Stored entries:

--- Begin ---

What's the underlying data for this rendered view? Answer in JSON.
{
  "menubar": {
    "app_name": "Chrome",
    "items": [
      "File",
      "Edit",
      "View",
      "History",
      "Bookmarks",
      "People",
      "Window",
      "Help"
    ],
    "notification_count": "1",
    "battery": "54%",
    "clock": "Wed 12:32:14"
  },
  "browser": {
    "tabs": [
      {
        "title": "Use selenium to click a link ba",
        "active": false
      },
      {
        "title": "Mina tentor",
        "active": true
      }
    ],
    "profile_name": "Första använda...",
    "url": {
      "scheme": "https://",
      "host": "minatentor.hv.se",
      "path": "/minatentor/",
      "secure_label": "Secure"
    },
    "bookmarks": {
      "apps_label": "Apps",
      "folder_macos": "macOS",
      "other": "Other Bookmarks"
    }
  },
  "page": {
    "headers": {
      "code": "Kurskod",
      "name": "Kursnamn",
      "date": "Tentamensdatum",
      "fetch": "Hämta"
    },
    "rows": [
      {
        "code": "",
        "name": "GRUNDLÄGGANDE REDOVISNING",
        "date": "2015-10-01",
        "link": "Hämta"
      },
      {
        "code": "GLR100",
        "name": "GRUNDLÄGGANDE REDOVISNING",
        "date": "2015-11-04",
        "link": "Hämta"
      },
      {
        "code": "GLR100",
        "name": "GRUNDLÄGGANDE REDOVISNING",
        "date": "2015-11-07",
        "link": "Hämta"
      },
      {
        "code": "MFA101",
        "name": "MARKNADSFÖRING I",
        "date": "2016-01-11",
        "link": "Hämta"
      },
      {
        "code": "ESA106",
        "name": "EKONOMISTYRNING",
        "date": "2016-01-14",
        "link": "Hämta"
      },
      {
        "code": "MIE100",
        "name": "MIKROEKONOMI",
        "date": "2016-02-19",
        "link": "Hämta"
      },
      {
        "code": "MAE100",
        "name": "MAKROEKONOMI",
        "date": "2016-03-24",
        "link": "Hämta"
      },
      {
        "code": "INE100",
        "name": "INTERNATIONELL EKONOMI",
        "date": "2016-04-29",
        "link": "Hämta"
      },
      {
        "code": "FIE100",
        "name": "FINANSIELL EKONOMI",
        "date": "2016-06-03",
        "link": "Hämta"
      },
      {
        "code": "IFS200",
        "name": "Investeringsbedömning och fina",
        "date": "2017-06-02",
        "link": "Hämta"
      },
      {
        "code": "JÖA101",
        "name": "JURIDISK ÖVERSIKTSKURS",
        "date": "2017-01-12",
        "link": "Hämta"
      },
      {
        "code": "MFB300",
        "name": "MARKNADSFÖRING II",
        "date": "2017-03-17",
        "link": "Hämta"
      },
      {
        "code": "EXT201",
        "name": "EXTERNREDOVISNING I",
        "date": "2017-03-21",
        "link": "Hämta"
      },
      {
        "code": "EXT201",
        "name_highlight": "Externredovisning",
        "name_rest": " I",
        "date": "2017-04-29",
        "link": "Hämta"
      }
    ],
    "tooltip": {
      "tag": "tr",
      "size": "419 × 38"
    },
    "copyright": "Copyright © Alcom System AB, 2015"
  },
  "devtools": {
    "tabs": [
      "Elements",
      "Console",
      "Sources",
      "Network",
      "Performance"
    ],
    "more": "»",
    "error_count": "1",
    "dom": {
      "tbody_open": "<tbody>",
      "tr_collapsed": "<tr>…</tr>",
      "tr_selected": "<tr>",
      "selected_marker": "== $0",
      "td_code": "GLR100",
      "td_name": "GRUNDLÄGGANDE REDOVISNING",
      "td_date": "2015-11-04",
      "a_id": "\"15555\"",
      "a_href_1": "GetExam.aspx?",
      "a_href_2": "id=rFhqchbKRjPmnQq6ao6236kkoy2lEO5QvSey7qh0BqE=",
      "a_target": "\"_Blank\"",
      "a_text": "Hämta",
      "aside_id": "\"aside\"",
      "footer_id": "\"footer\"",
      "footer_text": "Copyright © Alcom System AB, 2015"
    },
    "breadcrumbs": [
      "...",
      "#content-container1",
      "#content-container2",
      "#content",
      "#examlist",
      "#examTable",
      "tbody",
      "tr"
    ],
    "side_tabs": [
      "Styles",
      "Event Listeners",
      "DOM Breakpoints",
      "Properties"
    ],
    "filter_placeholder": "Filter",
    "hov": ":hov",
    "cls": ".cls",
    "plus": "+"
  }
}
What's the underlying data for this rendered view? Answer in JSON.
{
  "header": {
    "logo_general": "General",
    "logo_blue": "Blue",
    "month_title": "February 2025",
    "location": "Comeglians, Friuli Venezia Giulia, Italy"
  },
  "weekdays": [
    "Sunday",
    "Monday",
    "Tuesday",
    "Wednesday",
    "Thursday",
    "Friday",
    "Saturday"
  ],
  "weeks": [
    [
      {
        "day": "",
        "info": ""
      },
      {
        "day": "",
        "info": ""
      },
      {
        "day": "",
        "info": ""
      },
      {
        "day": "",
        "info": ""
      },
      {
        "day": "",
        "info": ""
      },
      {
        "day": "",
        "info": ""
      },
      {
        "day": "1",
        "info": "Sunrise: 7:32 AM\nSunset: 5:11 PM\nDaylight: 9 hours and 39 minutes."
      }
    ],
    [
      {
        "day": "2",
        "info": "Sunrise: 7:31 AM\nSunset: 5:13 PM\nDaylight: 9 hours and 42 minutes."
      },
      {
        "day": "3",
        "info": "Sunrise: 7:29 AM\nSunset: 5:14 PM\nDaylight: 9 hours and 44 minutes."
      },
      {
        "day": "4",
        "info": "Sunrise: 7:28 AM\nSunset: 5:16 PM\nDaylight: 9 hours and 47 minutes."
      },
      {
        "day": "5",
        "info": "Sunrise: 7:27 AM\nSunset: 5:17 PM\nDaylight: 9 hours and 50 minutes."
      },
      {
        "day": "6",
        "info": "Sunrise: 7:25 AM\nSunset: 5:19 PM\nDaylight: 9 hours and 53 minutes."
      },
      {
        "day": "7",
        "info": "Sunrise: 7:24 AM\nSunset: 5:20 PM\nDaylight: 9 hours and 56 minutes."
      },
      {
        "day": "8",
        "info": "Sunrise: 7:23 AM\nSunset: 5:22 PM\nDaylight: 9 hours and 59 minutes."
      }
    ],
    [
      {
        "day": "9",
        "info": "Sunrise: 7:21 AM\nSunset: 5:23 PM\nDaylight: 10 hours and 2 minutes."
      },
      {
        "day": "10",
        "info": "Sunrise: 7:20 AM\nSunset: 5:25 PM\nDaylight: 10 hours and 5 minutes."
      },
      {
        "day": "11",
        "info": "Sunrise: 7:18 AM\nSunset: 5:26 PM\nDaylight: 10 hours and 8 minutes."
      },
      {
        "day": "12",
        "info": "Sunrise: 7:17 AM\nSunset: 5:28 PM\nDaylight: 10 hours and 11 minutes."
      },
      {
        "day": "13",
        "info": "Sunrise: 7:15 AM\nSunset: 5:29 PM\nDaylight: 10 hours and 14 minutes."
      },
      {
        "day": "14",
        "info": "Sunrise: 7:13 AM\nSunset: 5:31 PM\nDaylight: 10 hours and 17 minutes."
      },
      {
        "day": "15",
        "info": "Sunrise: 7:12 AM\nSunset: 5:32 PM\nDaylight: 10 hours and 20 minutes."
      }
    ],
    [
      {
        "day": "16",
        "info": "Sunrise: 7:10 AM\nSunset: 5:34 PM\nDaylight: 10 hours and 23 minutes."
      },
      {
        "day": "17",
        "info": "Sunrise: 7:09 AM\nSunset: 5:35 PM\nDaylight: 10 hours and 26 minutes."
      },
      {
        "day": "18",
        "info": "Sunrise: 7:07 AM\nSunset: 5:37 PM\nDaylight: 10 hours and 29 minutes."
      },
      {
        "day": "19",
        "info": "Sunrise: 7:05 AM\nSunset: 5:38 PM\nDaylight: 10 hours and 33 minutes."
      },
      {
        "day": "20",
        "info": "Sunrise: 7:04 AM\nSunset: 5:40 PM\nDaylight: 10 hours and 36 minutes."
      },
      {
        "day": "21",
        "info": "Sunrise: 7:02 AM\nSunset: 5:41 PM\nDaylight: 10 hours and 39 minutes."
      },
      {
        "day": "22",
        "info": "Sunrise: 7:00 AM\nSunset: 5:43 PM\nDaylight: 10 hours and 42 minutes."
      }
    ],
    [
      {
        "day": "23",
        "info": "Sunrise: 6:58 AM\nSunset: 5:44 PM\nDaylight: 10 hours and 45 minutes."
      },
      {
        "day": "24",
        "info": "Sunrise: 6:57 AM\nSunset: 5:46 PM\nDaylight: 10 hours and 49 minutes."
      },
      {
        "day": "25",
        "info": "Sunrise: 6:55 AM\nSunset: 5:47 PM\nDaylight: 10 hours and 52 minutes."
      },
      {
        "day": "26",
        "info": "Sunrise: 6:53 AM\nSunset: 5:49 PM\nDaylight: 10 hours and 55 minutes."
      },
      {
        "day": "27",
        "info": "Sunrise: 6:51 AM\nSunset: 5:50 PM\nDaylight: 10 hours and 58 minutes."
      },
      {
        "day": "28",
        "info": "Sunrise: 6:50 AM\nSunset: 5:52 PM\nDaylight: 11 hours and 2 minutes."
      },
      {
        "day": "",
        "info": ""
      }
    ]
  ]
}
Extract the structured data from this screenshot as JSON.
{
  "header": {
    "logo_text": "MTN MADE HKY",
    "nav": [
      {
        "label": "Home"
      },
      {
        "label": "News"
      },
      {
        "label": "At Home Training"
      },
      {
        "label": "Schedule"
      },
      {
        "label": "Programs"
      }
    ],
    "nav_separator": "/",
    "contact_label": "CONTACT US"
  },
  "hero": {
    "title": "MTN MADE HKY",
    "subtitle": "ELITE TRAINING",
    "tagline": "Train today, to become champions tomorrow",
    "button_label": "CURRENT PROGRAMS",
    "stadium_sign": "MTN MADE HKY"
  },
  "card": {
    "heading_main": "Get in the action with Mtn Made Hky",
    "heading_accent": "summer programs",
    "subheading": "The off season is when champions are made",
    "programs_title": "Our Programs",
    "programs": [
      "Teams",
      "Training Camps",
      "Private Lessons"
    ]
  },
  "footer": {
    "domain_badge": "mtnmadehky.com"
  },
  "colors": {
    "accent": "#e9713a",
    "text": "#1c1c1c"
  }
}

--- End ---

### YOUR OBJECTIVE
Look through the records and gather every line containing "minatentor".

### RESULT
      "host": "minatentor.hv.se",
      "path": "/minatentor/",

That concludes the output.